# Supplied material

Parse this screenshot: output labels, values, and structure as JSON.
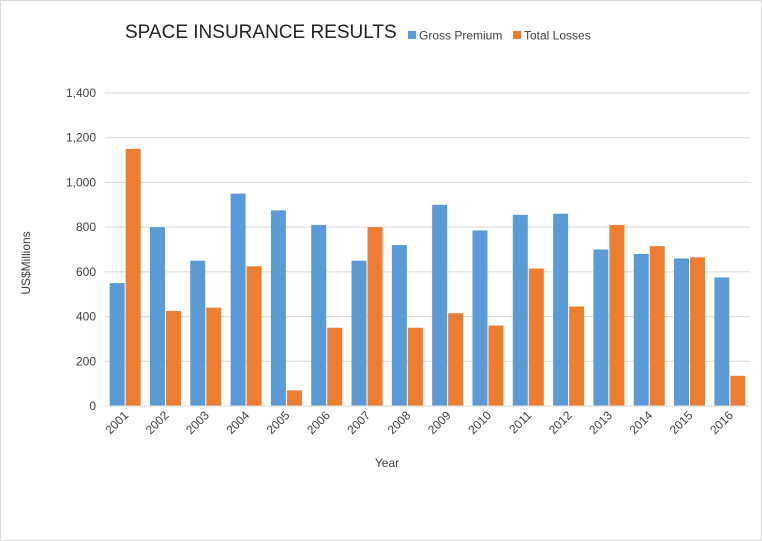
{
  "chart_data": {
    "type": "bar",
    "title": "SPACE INSURANCE RESULTS",
    "xlabel": "Year",
    "ylabel": "US$Millions",
    "categories": [
      "2001",
      "2002",
      "2003",
      "2004",
      "2005",
      "2006",
      "2007",
      "2008",
      "2009",
      "2010",
      "2011",
      "2012",
      "2013",
      "2014",
      "2015",
      "2016"
    ],
    "series": [
      {
        "name": "Gross Premium",
        "color": "#5B9BD5",
        "values": [
          550,
          800,
          650,
          950,
          875,
          810,
          650,
          720,
          900,
          785,
          855,
          860,
          700,
          680,
          660,
          575
        ]
      },
      {
        "name": "Total Losses",
        "color": "#ED7D31",
        "values": [
          1150,
          425,
          440,
          625,
          70,
          350,
          800,
          350,
          415,
          360,
          615,
          445,
          810,
          715,
          665,
          135
        ]
      }
    ],
    "ylim": [
      0,
      1400
    ],
    "yticks": [
      0,
      200,
      400,
      600,
      800,
      1000,
      1200,
      1400
    ],
    "ytick_labels": [
      "0",
      "200",
      "400",
      "600",
      "800",
      "1,000",
      "1,200",
      "1,400"
    ],
    "grid": true,
    "legend_position": "top-right"
  }
}
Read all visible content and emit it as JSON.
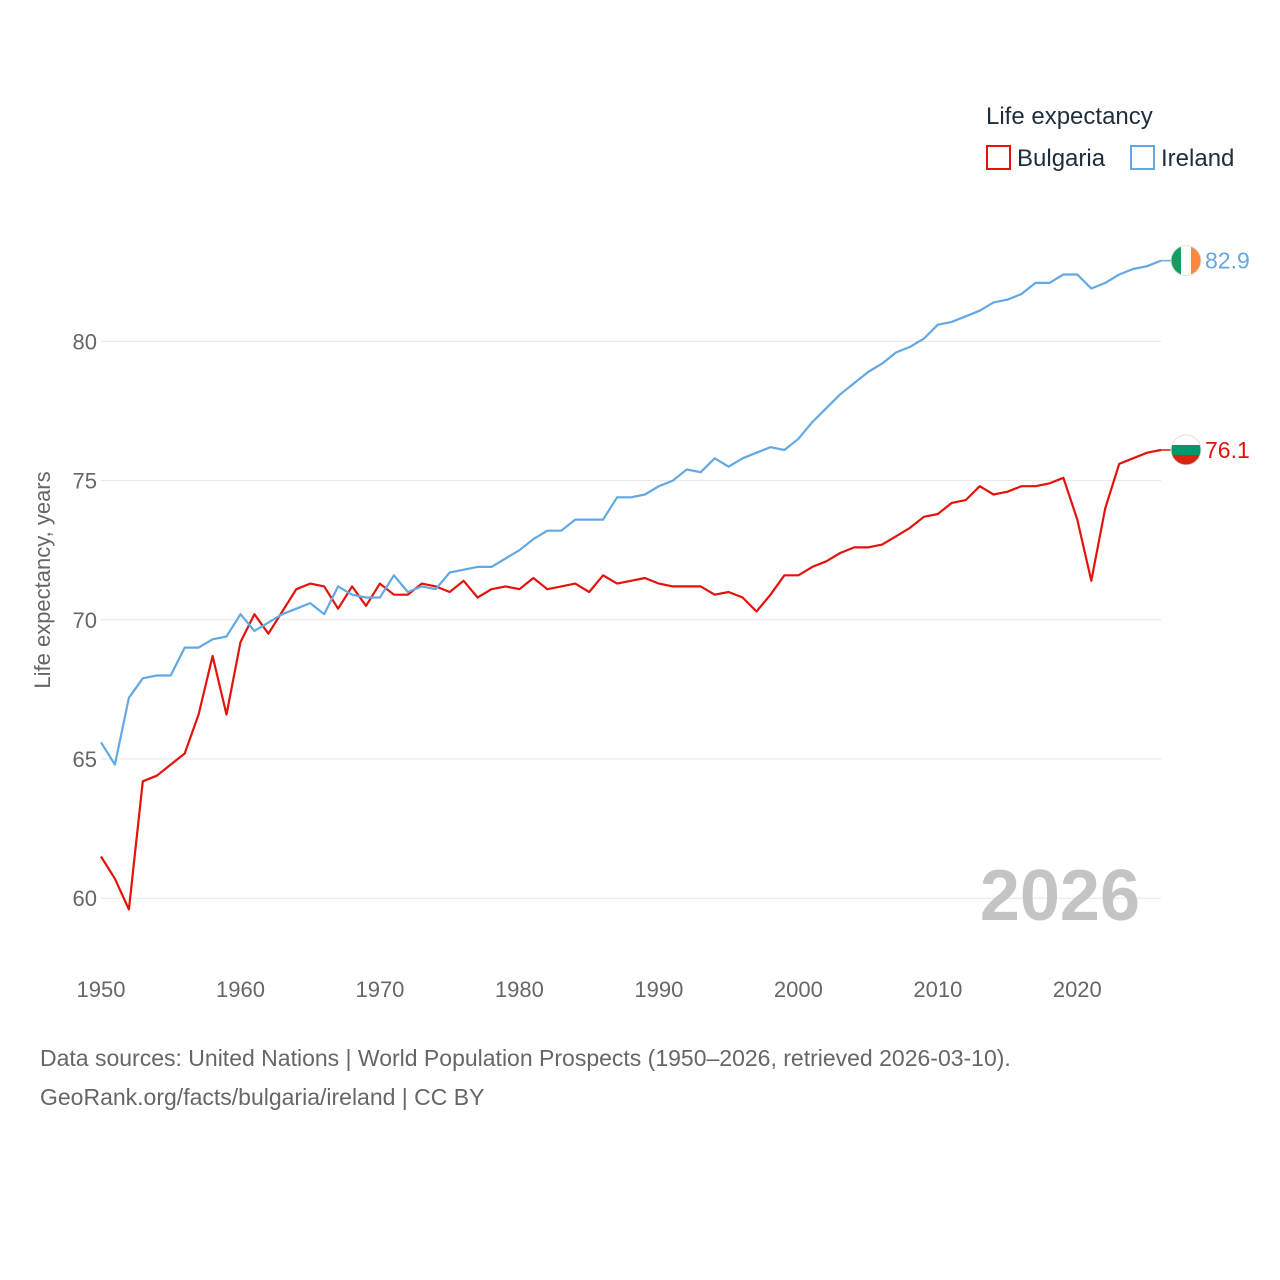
{
  "colors": {
    "bulgaria": "#e3120b",
    "ireland": "#62a8e5",
    "grid": "#e6e6e6",
    "text": "#666666",
    "legend_text": "#1f2d3d",
    "watermark": "#c4c4c4"
  },
  "legend": {
    "title": "Life expectancy",
    "items": [
      "Bulgaria",
      "Ireland"
    ]
  },
  "year_watermark": "2026",
  "footer": {
    "line1": "Data sources: United Nations | World Population Prospects (1950–2026, retrieved 2026-03-10).",
    "line2": "GeoRank.org/facts/bulgaria/ireland | CC BY"
  },
  "chart_data": {
    "type": "line",
    "title": "",
    "xlabel": "",
    "ylabel": "Life expectancy, years",
    "xlim": [
      1950,
      2026
    ],
    "ylim": [
      58.5,
      84
    ],
    "x_ticks": [
      1950,
      1960,
      1970,
      1980,
      1990,
      2000,
      2010,
      2020
    ],
    "y_ticks": [
      60,
      65,
      70,
      75,
      80
    ],
    "grid": true,
    "legend_position": "top-right",
    "x": [
      1950,
      1951,
      1952,
      1953,
      1954,
      1955,
      1956,
      1957,
      1958,
      1959,
      1960,
      1961,
      1962,
      1963,
      1964,
      1965,
      1966,
      1967,
      1968,
      1969,
      1970,
      1971,
      1972,
      1973,
      1974,
      1975,
      1976,
      1977,
      1978,
      1979,
      1980,
      1981,
      1982,
      1983,
      1984,
      1985,
      1986,
      1987,
      1988,
      1989,
      1990,
      1991,
      1992,
      1993,
      1994,
      1995,
      1996,
      1997,
      1998,
      1999,
      2000,
      2001,
      2002,
      2003,
      2004,
      2005,
      2006,
      2007,
      2008,
      2009,
      2010,
      2011,
      2012,
      2013,
      2014,
      2015,
      2016,
      2017,
      2018,
      2019,
      2020,
      2021,
      2022,
      2023,
      2024,
      2025,
      2026
    ],
    "series": [
      {
        "name": "Bulgaria",
        "color": "#e3120b",
        "end_label": "76.1",
        "values": [
          61.5,
          60.7,
          59.6,
          64.2,
          64.4,
          64.8,
          65.2,
          66.6,
          68.7,
          66.6,
          69.2,
          70.2,
          69.5,
          70.3,
          71.1,
          71.3,
          71.2,
          70.4,
          71.2,
          70.5,
          71.3,
          70.9,
          70.9,
          71.3,
          71.2,
          71.0,
          71.4,
          70.8,
          71.1,
          71.2,
          71.1,
          71.5,
          71.1,
          71.2,
          71.3,
          71.0,
          71.6,
          71.3,
          71.4,
          71.5,
          71.3,
          71.2,
          71.2,
          71.2,
          70.9,
          71.0,
          70.8,
          70.3,
          70.9,
          71.6,
          71.6,
          71.9,
          72.1,
          72.4,
          72.6,
          72.6,
          72.7,
          73.0,
          73.3,
          73.7,
          73.8,
          74.2,
          74.3,
          74.8,
          74.5,
          74.6,
          74.8,
          74.8,
          74.9,
          75.1,
          73.6,
          71.4,
          74.0,
          75.6,
          75.8,
          76.0,
          76.1
        ]
      },
      {
        "name": "Ireland",
        "color": "#62a8e5",
        "end_label": "82.9",
        "values": [
          65.6,
          64.8,
          67.2,
          67.9,
          68.0,
          68.0,
          69.0,
          69.0,
          69.3,
          69.4,
          70.2,
          69.6,
          69.9,
          70.2,
          70.4,
          70.6,
          70.2,
          71.2,
          70.9,
          70.8,
          70.8,
          71.6,
          71.0,
          71.2,
          71.1,
          71.7,
          71.8,
          71.9,
          71.9,
          72.2,
          72.5,
          72.9,
          73.2,
          73.2,
          73.6,
          73.6,
          73.6,
          74.4,
          74.4,
          74.5,
          74.8,
          75.0,
          75.4,
          75.3,
          75.8,
          75.5,
          75.8,
          76.0,
          76.2,
          76.1,
          76.5,
          77.1,
          77.6,
          78.1,
          78.5,
          78.9,
          79.2,
          79.6,
          79.8,
          80.1,
          80.6,
          80.7,
          80.9,
          81.1,
          81.4,
          81.5,
          81.7,
          82.1,
          82.1,
          82.4,
          82.4,
          81.9,
          82.1,
          82.4,
          82.6,
          82.7,
          82.9
        ]
      }
    ]
  }
}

# Exercise directions
Reply with only the number of lines in the material above where the string "Life" appears.

# The output
2